▶ Given request:
Reproduce the records exactly.

▶ Extracted entries:
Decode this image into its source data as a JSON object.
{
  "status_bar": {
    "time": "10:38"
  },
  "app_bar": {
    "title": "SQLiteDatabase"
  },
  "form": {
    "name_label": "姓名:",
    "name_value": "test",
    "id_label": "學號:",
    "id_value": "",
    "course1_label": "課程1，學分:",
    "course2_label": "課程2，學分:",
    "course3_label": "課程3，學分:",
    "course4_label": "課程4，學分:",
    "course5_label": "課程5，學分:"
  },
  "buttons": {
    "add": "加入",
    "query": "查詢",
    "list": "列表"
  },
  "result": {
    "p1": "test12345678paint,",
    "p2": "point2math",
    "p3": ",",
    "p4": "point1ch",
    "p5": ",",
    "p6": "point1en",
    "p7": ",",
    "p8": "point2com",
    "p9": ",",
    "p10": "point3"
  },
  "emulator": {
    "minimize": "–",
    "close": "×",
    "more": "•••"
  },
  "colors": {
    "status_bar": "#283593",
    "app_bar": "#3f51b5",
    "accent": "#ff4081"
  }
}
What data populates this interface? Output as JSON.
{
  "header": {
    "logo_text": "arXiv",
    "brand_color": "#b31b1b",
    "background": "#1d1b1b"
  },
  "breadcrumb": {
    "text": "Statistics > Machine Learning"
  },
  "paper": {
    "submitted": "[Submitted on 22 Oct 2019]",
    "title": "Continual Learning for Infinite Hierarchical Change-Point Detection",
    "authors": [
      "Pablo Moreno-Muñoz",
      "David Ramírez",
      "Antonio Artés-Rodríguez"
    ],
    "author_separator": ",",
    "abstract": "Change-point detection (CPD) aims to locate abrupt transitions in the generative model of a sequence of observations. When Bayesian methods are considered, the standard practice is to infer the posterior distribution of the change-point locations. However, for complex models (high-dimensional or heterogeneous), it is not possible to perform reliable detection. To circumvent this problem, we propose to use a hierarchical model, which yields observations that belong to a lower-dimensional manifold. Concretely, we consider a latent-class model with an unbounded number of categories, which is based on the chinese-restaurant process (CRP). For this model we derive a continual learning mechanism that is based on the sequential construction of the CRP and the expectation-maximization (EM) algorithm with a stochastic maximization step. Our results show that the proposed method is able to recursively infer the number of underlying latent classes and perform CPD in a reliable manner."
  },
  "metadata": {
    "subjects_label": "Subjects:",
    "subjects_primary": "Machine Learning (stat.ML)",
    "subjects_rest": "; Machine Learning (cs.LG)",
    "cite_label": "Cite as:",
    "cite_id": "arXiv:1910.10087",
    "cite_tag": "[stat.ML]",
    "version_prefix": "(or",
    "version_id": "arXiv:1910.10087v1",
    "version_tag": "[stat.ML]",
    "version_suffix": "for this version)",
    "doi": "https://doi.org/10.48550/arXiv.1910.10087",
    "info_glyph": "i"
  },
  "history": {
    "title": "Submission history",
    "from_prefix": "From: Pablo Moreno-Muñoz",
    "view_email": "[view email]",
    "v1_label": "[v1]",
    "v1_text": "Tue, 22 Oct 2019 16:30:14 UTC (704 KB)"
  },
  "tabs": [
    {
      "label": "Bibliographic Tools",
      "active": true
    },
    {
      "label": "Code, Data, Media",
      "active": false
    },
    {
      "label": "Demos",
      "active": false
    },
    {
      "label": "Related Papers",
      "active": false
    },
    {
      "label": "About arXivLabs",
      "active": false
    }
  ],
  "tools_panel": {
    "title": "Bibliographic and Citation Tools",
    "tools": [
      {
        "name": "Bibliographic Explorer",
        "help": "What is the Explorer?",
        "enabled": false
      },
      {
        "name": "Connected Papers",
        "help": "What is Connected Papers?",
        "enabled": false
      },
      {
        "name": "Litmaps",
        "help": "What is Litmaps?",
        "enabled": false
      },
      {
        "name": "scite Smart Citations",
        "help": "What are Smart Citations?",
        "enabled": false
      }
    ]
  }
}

▶ Complete response:
Decode this image into its source data as a JSON object.
{
  "status_bar": {
    "time": "10:38"
  },
  "app_bar": {
    "title": "SQLiteDatabase"
  },
  "form": {
    "name_label": "姓名:",
    "name_value": "test",
    "id_label": "學號:",
    "id_value": "",
    "course1_label": "課程1，學分:",
    "course2_label": "課程2，學分:",
    "course3_label": "課程3，學分:",
    "course4_label": "課程4，學分:",
    "course5_label": "課程5，學分:"
  },
  "buttons": {
    "add": "加入",
    "query": "查詢",
    "list": "列表"
  },
  "result": {
    "p1": "test12345678paint,",
    "p2": "point2math",
    "p3": ",",
    "p4": "point1ch",
    "p5": ",",
    "p6": "point1en",
    "p7": ",",
    "p8": "point2com",
    "p9": ",",
    "p10": "point3"
  },
  "emulator": {
    "minimize": "–",
    "close": "×",
    "more": "•••"
  },
  "colors": {
    "status_bar": "#283593",
    "app_bar": "#3f51b5",
    "accent": "#ff4081"
  }
}
What data populates this interface? Output as JSON.
{
  "header": {
    "logo_text": "arXiv",
    "brand_color": "#b31b1b",
    "background": "#1d1b1b"
  },
  "breadcrumb": {
    "text": "Statistics > Machine Learning"
  },
  "paper": {
    "submitted": "[Submitted on 22 Oct 2019]",
    "title": "Continual Learning for Infinite Hierarchical Change-Point Detection",
    "authors": [
      "Pablo Moreno-Muñoz",
      "David Ramírez",
      "Antonio Artés-Rodríguez"
    ],
    "author_separator": ",",
    "abstract": "Change-point detection (CPD) aims to locate abrupt transitions in the generative model of a sequence of observations. When Bayesian methods are considered, the standard practice is to infer the posterior distribution of the change-point locations. However, for complex models (high-dimensional or heterogeneous), it is not possible to perform reliable detection. To circumvent this problem, we propose to use a hierarchical model, which yields observations that belong to a lower-dimensional manifold. Concretely, we consider a latent-class model with an unbounded number of categories, which is based on the chinese-restaurant process (CRP). For this model we derive a continual learning mechanism that is based on the sequential construction of the CRP and the expectation-maximization (EM) algorithm with a stochastic maximization step. Our results show that the proposed method is able to recursively infer the number of underlying latent classes and perform CPD in a reliable manner."
  },
  "metadata": {
    "subjects_label": "Subjects:",
    "subjects_primary": "Machine Learning (stat.ML)",
    "subjects_rest": "; Machine Learning (cs.LG)",
    "cite_label": "Cite as:",
    "cite_id": "arXiv:1910.10087",
    "cite_tag": "[stat.ML]",
    "version_prefix": "(or",
    "version_id": "arXiv:1910.10087v1",
    "version_tag": "[stat.ML]",
    "version_suffix": "for this version)",
    "doi": "https://doi.org/10.48550/arXiv.1910.10087",
    "info_glyph": "i"
  },
  "history": {
    "title": "Submission history",
    "from_prefix": "From: Pablo Moreno-Muñoz",
    "view_email": "[view email]",
    "v1_label": "[v1]",
    "v1_text": "Tue, 22 Oct 2019 16:30:14 UTC (704 KB)"
  },
  "tabs": [
    {
      "label": "Bibliographic Tools",
      "active": true
    },
    {
      "label": "Code, Data, Media",
      "active": false
    },
    {
      "label": "Demos",
      "active": false
    },
    {
      "label": "Related Papers",
      "active": false
    },
    {
      "label": "About arXivLabs",
      "active": false
    }
  ],
  "tools_panel": {
    "title": "Bibliographic and Citation Tools",
    "tools": [
      {
        "name": "Bibliographic Explorer",
        "help": "What is the Explorer?",
        "enabled": false
      },
      {
        "name": "Connected Papers",
        "help": "What is Connected Papers?",
        "enabled": false
      },
      {
        "name": "Litmaps",
        "help": "What is Litmaps?",
        "enabled": false
      },
      {
        "name": "scite Smart Citations",
        "help": "What are Smart Citations?",
        "enabled": false
      }
    ]
  }
}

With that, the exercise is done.